▶ _Task requirements_
The records below should be written out again, exactly.

▶ _Data shown_
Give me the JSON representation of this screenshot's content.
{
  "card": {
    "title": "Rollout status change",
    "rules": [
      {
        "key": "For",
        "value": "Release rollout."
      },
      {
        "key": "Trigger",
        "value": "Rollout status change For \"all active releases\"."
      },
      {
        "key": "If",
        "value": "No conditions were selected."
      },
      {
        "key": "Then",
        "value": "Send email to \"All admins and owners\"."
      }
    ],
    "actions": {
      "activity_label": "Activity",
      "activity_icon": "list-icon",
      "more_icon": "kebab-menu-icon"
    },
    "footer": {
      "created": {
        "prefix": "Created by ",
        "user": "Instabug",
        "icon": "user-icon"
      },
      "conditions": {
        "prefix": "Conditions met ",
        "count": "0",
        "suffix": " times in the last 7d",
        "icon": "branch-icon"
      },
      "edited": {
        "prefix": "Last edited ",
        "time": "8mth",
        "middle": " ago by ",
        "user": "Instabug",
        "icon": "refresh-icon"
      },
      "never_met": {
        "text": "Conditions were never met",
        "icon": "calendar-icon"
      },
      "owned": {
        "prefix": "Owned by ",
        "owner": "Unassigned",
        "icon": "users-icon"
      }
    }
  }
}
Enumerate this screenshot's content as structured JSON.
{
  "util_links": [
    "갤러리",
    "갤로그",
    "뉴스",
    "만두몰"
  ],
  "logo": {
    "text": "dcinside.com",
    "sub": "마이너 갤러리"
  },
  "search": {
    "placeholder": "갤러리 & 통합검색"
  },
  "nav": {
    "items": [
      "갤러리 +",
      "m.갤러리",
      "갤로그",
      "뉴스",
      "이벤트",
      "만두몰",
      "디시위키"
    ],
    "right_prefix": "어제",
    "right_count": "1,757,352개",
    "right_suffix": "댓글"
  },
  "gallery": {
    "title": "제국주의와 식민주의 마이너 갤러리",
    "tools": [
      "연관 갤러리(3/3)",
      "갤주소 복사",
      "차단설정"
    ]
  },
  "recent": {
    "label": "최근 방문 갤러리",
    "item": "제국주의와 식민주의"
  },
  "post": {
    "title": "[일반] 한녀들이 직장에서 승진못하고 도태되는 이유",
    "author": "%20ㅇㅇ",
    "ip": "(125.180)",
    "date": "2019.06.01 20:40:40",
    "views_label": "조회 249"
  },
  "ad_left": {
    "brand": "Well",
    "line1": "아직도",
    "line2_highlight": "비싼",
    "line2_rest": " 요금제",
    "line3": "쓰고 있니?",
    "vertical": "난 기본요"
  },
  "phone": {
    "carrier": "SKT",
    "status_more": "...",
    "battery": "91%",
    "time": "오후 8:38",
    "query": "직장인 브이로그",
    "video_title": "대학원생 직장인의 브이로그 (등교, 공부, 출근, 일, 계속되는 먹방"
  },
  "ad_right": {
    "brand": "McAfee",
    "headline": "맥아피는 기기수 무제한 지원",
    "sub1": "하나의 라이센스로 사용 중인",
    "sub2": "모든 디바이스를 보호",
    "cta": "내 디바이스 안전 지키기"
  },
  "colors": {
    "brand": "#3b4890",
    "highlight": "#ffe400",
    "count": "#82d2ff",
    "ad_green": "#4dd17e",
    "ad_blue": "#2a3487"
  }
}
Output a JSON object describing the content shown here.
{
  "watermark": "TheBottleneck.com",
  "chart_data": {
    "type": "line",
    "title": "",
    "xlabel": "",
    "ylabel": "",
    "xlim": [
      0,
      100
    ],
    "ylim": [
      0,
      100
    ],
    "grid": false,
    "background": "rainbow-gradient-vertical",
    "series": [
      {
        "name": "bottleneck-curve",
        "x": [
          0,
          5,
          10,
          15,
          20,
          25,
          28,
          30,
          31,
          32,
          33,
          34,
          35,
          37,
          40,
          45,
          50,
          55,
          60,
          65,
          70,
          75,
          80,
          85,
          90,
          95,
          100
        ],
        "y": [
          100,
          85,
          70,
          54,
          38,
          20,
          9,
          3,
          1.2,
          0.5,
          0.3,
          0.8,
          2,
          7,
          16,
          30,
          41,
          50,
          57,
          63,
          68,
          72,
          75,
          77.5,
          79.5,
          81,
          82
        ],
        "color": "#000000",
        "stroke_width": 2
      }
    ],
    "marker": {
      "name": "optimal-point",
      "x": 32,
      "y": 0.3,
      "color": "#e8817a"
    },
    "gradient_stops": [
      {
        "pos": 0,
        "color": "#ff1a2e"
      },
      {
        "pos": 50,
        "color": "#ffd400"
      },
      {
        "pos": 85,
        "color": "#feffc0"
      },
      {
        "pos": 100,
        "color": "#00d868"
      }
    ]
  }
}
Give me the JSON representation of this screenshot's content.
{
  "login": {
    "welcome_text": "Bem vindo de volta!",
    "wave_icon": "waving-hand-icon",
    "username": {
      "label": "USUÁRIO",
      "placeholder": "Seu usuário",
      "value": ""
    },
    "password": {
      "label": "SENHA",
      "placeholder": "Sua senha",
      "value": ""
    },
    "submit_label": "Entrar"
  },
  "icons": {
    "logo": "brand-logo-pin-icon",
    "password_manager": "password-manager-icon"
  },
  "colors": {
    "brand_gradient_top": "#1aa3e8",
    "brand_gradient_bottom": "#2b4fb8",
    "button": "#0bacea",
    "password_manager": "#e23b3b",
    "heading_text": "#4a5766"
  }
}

▶ _Answer for the task_
Give me the JSON representation of this screenshot's content.
{
  "card": {
    "title": "Rollout status change",
    "rules": [
      {
        "key": "For",
        "value": "Release rollout."
      },
      {
        "key": "Trigger",
        "value": "Rollout status change For \"all active releases\"."
      },
      {
        "key": "If",
        "value": "No conditions were selected."
      },
      {
        "key": "Then",
        "value": "Send email to \"All admins and owners\"."
      }
    ],
    "actions": {
      "activity_label": "Activity",
      "activity_icon": "list-icon",
      "more_icon": "kebab-menu-icon"
    },
    "footer": {
      "created": {
        "prefix": "Created by ",
        "user": "Instabug",
        "icon": "user-icon"
      },
      "conditions": {
        "prefix": "Conditions met ",
        "count": "0",
        "suffix": " times in the last 7d",
        "icon": "branch-icon"
      },
      "edited": {
        "prefix": "Last edited ",
        "time": "8mth",
        "middle": " ago by ",
        "user": "Instabug",
        "icon": "refresh-icon"
      },
      "never_met": {
        "text": "Conditions were never met",
        "icon": "calendar-icon"
      },
      "owned": {
        "prefix": "Owned by ",
        "owner": "Unassigned",
        "icon": "users-icon"
      }
    }
  }
}
Enumerate this screenshot's content as structured JSON.
{
  "util_links": [
    "갤러리",
    "갤로그",
    "뉴스",
    "만두몰"
  ],
  "logo": {
    "text": "dcinside.com",
    "sub": "마이너 갤러리"
  },
  "search": {
    "placeholder": "갤러리 & 통합검색"
  },
  "nav": {
    "items": [
      "갤러리 +",
      "m.갤러리",
      "갤로그",
      "뉴스",
      "이벤트",
      "만두몰",
      "디시위키"
    ],
    "right_prefix": "어제",
    "right_count": "1,757,352개",
    "right_suffix": "댓글"
  },
  "gallery": {
    "title": "제국주의와 식민주의 마이너 갤러리",
    "tools": [
      "연관 갤러리(3/3)",
      "갤주소 복사",
      "차단설정"
    ]
  },
  "recent": {
    "label": "최근 방문 갤러리",
    "item": "제국주의와 식민주의"
  },
  "post": {
    "title": "[일반] 한녀들이 직장에서 승진못하고 도태되는 이유",
    "author": "%20ㅇㅇ",
    "ip": "(125.180)",
    "date": "2019.06.01 20:40:40",
    "views_label": "조회 249"
  },
  "ad_left": {
    "brand": "Well",
    "line1": "아직도",
    "line2_highlight": "비싼",
    "line2_rest": " 요금제",
    "line3": "쓰고 있니?",
    "vertical": "난 기본요"
  },
  "phone": {
    "carrier": "SKT",
    "status_more": "...",
    "battery": "91%",
    "time": "오후 8:38",
    "query": "직장인 브이로그",
    "video_title": "대학원생 직장인의 브이로그 (등교, 공부, 출근, 일, 계속되는 먹방"
  },
  "ad_right": {
    "brand": "McAfee",
    "headline": "맥아피는 기기수 무제한 지원",
    "sub1": "하나의 라이센스로 사용 중인",
    "sub2": "모든 디바이스를 보호",
    "cta": "내 디바이스 안전 지키기"
  },
  "colors": {
    "brand": "#3b4890",
    "highlight": "#ffe400",
    "count": "#82d2ff",
    "ad_green": "#4dd17e",
    "ad_blue": "#2a3487"
  }
}
Output a JSON object describing the content shown here.
{
  "watermark": "TheBottleneck.com",
  "chart_data": {
    "type": "line",
    "title": "",
    "xlabel": "",
    "ylabel": "",
    "xlim": [
      0,
      100
    ],
    "ylim": [
      0,
      100
    ],
    "grid": false,
    "background": "rainbow-gradient-vertical",
    "series": [
      {
        "name": "bottleneck-curve",
        "x": [
          0,
          5,
          10,
          15,
          20,
          25,
          28,
          30,
          31,
          32,
          33,
          34,
          35,
          37,
          40,
          45,
          50,
          55,
          60,
          65,
          70,
          75,
          80,
          85,
          90,
          95,
          100
        ],
        "y": [
          100,
          85,
          70,
          54,
          38,
          20,
          9,
          3,
          1.2,
          0.5,
          0.3,
          0.8,
          2,
          7,
          16,
          30,
          41,
          50,
          57,
          63,
          68,
          72,
          75,
          77.5,
          79.5,
          81,
          82
        ],
        "color": "#000000",
        "stroke_width": 2
      }
    ],
    "marker": {
      "name": "optimal-point",
      "x": 32,
      "y": 0.3,
      "color": "#e8817a"
    },
    "gradient_stops": [
      {
        "pos": 0,
        "color": "#ff1a2e"
      },
      {
        "pos": 50,
        "color": "#ffd400"
      },
      {
        "pos": 85,
        "color": "#feffc0"
      },
      {
        "pos": 100,
        "color": "#00d868"
      }
    ]
  }
}
Give me the JSON representation of this screenshot's content.
{
  "login": {
    "welcome_text": "Bem vindo de volta!",
    "wave_icon": "waving-hand-icon",
    "username": {
      "label": "USUÁRIO",
      "placeholder": "Seu usuário",
      "value": ""
    },
    "password": {
      "label": "SENHA",
      "placeholder": "Sua senha",
      "value": ""
    },
    "submit_label": "Entrar"
  },
  "icons": {
    "logo": "brand-logo-pin-icon",
    "password_manager": "password-manager-icon"
  },
  "colors": {
    "brand_gradient_top": "#1aa3e8",
    "brand_gradient_bottom": "#2b4fb8",
    "button": "#0bacea",
    "password_manager": "#e23b3b",
    "heading_text": "#4a5766"
  }
}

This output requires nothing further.